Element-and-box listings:

# # # # #

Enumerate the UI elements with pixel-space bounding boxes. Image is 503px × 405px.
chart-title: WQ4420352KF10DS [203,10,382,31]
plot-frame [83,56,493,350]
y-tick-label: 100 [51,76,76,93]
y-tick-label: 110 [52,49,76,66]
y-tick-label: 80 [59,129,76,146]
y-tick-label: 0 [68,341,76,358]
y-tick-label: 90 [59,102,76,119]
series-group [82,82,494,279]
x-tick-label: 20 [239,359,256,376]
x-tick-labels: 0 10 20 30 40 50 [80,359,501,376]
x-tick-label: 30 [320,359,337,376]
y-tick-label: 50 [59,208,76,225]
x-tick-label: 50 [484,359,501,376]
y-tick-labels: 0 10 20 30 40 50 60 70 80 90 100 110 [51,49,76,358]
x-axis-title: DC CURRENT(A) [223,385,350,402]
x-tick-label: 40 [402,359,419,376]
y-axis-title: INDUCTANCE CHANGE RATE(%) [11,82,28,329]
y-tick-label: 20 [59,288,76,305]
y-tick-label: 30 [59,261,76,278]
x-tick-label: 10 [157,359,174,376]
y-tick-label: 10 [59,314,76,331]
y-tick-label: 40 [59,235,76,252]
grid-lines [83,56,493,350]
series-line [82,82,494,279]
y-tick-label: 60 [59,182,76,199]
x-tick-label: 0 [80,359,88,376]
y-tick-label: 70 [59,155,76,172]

# # # # #

The request: Please change "plot-frame" to "plot-area" throughout the records above and give the lines again with nothing else altered.

Answer to the problem:
Enumerate the UI elements with pixel-space bounding boxes. Image is 503px × 405px.
chart-title: WQ4420352KF10DS [203,10,382,31]
plot-area [83,56,493,350]
y-tick-label: 100 [51,76,76,93]
y-tick-label: 110 [52,49,76,66]
y-tick-label: 80 [59,129,76,146]
y-tick-label: 0 [68,341,76,358]
y-tick-label: 90 [59,102,76,119]
series-group [82,82,494,279]
x-tick-label: 20 [239,359,256,376]
x-tick-labels: 0 10 20 30 40 50 [80,359,501,376]
x-tick-label: 30 [320,359,337,376]
y-tick-label: 50 [59,208,76,225]
x-tick-label: 50 [484,359,501,376]
y-tick-labels: 0 10 20 30 40 50 60 70 80 90 100 110 [51,49,76,358]
x-axis-title: DC CURRENT(A) [223,385,350,402]
x-tick-label: 40 [402,359,419,376]
y-axis-title: INDUCTANCE CHANGE RATE(%) [11,82,28,329]
y-tick-label: 20 [59,288,76,305]
y-tick-label: 30 [59,261,76,278]
x-tick-label: 10 [157,359,174,376]
y-tick-label: 10 [59,314,76,331]
y-tick-label: 40 [59,235,76,252]
grid-lines [83,56,493,350]
series-line [82,82,494,279]
y-tick-label: 60 [59,182,76,199]
x-tick-label: 0 [80,359,88,376]
y-tick-label: 70 [59,155,76,172]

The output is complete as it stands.